» Written problem: Extract, character for character, the stretch of the entries below that opens with the line containing "Patent image size: (1353, 1084)." and closes with the line containing "The first molding die 41 is at (277, 386).", keeping both of those lines.

» Given records:

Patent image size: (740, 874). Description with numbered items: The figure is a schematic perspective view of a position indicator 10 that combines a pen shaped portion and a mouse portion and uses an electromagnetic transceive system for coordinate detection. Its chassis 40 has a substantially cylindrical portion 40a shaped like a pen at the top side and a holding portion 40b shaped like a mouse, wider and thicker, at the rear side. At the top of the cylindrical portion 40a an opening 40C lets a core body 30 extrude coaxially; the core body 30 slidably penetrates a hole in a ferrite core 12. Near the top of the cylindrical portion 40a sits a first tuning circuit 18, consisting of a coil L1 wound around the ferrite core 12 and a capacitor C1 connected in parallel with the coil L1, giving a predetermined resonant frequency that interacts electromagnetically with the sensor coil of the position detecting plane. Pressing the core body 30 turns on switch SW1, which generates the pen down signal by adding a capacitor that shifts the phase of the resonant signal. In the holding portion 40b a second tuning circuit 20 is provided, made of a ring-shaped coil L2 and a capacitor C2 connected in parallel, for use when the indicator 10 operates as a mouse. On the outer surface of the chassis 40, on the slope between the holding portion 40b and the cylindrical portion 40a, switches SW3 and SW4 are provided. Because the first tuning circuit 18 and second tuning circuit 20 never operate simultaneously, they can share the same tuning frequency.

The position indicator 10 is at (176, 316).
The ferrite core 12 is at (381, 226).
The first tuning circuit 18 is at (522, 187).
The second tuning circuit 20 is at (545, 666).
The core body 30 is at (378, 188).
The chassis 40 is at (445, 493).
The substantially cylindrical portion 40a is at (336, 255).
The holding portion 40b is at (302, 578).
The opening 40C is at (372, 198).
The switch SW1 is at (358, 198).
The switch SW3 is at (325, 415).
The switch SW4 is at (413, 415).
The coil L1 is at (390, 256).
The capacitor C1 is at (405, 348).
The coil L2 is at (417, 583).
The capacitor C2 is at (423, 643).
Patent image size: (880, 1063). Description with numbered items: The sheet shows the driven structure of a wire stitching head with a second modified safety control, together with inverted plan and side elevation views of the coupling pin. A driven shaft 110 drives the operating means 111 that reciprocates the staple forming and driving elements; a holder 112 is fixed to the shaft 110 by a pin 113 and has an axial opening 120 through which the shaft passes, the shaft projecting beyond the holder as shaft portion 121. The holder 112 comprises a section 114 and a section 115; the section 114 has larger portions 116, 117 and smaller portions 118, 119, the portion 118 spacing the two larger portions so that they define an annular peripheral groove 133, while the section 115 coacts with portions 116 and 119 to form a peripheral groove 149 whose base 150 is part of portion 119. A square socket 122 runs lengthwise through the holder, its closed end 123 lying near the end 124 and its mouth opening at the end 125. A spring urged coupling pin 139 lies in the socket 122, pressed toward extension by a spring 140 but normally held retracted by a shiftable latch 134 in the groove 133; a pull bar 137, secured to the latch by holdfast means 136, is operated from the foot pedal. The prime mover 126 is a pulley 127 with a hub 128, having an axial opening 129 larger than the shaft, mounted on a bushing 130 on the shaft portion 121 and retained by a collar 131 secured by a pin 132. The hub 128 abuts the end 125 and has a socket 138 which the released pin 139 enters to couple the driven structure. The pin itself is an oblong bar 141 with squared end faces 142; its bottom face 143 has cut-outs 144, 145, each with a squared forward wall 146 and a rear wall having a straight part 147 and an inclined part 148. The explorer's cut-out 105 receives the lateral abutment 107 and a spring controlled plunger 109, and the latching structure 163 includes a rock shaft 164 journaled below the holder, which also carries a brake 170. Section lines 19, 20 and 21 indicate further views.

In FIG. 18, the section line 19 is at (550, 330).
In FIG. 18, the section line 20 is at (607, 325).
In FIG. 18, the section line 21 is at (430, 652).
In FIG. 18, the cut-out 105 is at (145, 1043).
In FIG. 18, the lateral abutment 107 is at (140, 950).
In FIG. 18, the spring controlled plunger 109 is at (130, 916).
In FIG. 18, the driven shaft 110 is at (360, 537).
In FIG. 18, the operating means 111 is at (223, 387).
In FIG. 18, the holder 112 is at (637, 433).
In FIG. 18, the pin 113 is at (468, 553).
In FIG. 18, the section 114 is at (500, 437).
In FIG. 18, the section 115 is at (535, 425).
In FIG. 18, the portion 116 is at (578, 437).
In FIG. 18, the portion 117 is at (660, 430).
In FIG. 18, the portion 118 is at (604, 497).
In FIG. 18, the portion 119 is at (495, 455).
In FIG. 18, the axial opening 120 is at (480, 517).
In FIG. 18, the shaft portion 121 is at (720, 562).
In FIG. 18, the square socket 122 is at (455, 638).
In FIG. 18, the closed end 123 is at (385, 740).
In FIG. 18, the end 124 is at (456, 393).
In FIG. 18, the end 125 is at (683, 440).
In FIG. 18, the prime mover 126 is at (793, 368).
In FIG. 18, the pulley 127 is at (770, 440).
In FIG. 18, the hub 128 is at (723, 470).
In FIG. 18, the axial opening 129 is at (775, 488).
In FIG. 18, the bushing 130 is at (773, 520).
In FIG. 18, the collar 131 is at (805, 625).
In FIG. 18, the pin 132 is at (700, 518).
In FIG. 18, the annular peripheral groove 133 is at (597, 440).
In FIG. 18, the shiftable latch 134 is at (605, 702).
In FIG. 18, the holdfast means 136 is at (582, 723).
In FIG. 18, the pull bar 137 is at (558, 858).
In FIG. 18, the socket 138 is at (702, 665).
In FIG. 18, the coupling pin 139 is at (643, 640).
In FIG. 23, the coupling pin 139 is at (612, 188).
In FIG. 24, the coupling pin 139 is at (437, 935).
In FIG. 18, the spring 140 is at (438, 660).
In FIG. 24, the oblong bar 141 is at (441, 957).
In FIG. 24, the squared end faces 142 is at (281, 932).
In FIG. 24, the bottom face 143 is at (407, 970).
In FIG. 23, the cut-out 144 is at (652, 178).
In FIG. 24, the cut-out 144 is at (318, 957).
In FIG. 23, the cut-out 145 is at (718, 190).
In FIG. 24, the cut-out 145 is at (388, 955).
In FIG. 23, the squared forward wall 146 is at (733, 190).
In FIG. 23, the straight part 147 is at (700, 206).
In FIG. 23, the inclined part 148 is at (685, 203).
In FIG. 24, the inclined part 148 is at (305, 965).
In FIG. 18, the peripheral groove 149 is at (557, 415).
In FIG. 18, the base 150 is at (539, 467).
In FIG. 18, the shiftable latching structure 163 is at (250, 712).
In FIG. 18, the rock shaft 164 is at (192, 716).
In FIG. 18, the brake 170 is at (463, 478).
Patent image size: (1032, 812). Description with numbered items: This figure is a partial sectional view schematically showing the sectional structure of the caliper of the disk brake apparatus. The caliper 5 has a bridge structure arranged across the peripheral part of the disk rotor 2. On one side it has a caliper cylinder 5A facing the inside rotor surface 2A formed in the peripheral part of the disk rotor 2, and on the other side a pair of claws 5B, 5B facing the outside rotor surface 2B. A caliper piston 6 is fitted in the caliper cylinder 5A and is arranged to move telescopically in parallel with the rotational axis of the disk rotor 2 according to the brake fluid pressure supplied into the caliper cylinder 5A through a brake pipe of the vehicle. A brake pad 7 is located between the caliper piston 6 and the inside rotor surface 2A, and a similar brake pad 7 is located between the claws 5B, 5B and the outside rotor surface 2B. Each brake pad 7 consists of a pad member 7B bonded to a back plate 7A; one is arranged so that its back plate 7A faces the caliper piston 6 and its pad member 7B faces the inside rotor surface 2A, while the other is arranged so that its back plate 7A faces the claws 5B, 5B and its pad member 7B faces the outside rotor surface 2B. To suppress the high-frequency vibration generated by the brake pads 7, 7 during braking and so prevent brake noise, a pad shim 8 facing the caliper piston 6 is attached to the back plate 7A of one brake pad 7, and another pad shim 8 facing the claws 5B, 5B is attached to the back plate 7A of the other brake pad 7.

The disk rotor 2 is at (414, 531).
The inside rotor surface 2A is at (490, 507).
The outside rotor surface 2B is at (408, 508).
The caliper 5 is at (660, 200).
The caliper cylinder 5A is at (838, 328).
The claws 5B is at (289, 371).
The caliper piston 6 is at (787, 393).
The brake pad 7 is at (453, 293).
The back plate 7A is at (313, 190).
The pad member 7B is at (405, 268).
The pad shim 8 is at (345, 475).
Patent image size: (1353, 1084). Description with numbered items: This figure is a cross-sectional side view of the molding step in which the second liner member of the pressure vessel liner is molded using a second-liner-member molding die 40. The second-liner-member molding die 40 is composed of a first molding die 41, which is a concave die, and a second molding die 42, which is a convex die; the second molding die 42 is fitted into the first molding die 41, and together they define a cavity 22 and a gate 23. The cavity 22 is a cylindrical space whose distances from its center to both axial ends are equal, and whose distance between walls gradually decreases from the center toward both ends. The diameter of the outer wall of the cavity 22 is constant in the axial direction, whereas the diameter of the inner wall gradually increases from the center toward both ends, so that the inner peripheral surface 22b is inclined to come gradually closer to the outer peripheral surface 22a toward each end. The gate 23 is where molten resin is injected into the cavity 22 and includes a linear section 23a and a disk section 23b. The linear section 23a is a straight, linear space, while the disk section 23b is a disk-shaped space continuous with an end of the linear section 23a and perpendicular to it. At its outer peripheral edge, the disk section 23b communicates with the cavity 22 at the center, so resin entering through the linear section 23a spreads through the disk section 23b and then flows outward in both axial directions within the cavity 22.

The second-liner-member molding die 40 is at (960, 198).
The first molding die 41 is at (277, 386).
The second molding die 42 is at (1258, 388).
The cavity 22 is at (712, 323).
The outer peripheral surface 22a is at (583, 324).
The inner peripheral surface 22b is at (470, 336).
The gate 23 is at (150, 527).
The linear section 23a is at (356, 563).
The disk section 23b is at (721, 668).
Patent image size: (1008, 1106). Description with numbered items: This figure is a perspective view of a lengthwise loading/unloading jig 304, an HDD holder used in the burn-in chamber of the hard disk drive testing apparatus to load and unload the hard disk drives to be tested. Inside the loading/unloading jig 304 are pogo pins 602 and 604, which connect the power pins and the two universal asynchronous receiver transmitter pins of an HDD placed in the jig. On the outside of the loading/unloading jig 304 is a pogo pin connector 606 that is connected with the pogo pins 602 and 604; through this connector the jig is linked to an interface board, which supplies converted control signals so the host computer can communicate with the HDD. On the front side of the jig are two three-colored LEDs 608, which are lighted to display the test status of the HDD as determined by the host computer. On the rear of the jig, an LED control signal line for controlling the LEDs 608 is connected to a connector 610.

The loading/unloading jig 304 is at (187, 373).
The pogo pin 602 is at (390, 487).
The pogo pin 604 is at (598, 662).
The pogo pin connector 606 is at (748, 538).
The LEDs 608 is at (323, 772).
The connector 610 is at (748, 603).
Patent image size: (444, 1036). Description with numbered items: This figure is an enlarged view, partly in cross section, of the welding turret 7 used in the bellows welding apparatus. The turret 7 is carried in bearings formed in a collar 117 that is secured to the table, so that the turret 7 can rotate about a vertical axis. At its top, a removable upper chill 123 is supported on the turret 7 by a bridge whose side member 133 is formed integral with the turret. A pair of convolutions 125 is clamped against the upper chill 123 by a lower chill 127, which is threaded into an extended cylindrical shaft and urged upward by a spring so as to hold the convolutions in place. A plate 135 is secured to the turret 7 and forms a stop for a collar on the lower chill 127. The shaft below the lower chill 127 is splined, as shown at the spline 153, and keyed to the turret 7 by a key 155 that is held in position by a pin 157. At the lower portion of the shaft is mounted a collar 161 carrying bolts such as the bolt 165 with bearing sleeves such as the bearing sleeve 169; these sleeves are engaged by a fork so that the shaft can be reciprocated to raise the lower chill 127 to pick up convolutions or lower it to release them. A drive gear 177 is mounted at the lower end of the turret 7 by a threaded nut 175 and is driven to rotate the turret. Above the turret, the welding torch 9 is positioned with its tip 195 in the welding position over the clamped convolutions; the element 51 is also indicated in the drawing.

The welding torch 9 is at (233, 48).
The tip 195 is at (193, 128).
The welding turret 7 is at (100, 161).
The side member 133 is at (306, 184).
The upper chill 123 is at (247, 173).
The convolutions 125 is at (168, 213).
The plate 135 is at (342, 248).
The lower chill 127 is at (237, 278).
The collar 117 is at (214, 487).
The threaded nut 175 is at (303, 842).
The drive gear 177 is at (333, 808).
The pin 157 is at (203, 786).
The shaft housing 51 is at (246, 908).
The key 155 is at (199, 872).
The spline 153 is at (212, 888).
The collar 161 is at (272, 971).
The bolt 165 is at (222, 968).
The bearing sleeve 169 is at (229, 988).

» Response to the exercise:
Patent image size: (1353, 1084). Description with numbered items: This figure is a cross-sectional side view of the molding step in which the second liner member of the pressure vessel liner is molded using a second-liner-member molding die 40. The second-liner-member molding die 40 is composed of a first molding die 41, which is a concave die, and a second molding die 42, which is a convex die; the second molding die 42 is fitted into the first molding die 41, and together they define a cavity 22 and a gate 23. The cavity 22 is a cylindrical space whose distances from its center to both axial ends are equal, and whose distance between walls gradually decreases from the center toward both ends. The diameter of the outer wall of the cavity 22 is constant in the axial direction, whereas the diameter of the inner wall gradually increases from the center toward both ends, so that the inner peripheral surface 22b is inclined to come gradually closer to the outer peripheral surface 22a toward each end. The gate 23 is where molten resin is injected into the cavity 22 and includes a linear section 23a and a disk section 23b. The linear section 23a is a straight, linear space, while the disk section 23b is a disk-shaped space continuous with an end of the linear section 23a and perpendicular to it. At its outer peripheral edge, the disk section 23b communicates with the cavity 22 at the center, so resin entering through the linear section 23a spreads through the disk section 23b and then flows outward in both axial directions within the cavity 22.

The second-liner-member molding die 40 is at (960, 198).
The first molding die 41 is at (277, 386).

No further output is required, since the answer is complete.